WRITTEN PROBLEM:
Check each line for the word "color" and report how many have it. Give nothing else.

--- start of RECORD SET ---

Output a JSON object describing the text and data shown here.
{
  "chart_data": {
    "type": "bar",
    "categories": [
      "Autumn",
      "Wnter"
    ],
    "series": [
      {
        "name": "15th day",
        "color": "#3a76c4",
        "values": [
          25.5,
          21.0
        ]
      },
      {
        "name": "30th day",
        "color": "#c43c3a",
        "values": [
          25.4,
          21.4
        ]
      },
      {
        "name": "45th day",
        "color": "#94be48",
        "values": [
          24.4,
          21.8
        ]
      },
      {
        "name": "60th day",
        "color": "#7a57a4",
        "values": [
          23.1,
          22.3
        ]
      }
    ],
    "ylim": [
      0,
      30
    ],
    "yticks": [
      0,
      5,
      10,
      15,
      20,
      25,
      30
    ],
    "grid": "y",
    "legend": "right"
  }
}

--- end of RECORD SET ---

THE REPLY:
4